Which lines contain the word "Carla"? Return each of them as written.

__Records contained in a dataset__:
= = = = =
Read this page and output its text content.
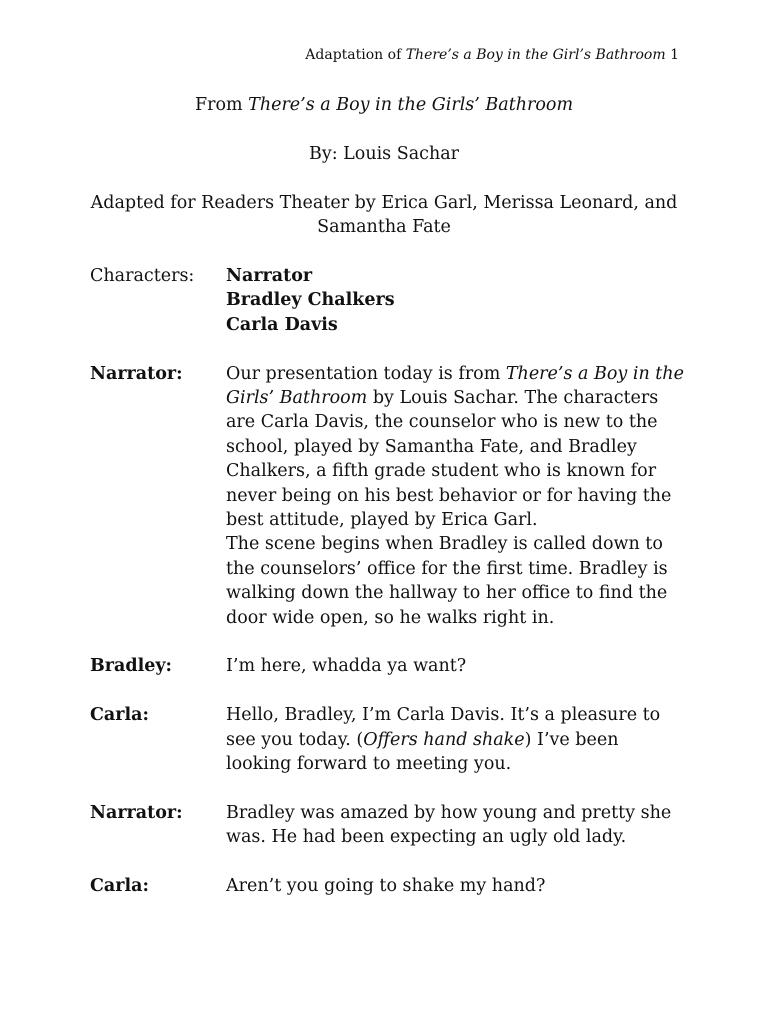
Adaptation of There’s a Boy in the Girl’s Bathroom 1
From There’s a Boy in the Girls’ Bathroom
By: Louis Sachar
Adapted for Readers Theater by Erica Garl, Merissa Leonard, and
Samantha Fate
Characters:	Narrator
Bradley Chalkers
Carla Davis
Narrator:	Our presentation today is from There’s a Boy in the Girls’ Bathroom by Louis Sachar. The characters are Carla Davis, the counselor who is new to the school, played by Samantha Fate, and Bradley Chalkers, a fifth grade student who is known for never being on his best behavior or for having the best attitude, played by Erica Garl.
The scene begins when Bradley is called down to the counselors’ office for the first time. Bradley is walking down the hallway to her office to find the door wide open, so he walks right in.
Bradley:	I’m here, whadda ya want?
Carla:	Hello, Bradley, I’m Carla Davis. It’s a pleasure to see you today. (Offers hand shake) I’ve been looking forward to meeting you.
Narrator:	Bradley was amazed by how young and pretty she was. He had been expecting an ugly old lady.
Carla:	Aren’t you going to shake my hand?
= = = = =
__Solution for this exercise__:
Carla Davis
Narrator:	Our presentation today is from There’s a Boy in the Girls’ Bathroom by Louis Sachar. The characters are Carla Davis, the counselor who is new to the school, played by Samantha Fate, and Bradley Chalkers, a fifth grade student who is known for never being on his best behavior or for having the best attitude, played by Erica Garl.
Carla:	Hello, Bradley, I’m Carla Davis. It’s a pleasure to see you today. (Offers hand shake) I’ve been looking forward to meeting you.
Carla:	Aren’t you going to shake my hand?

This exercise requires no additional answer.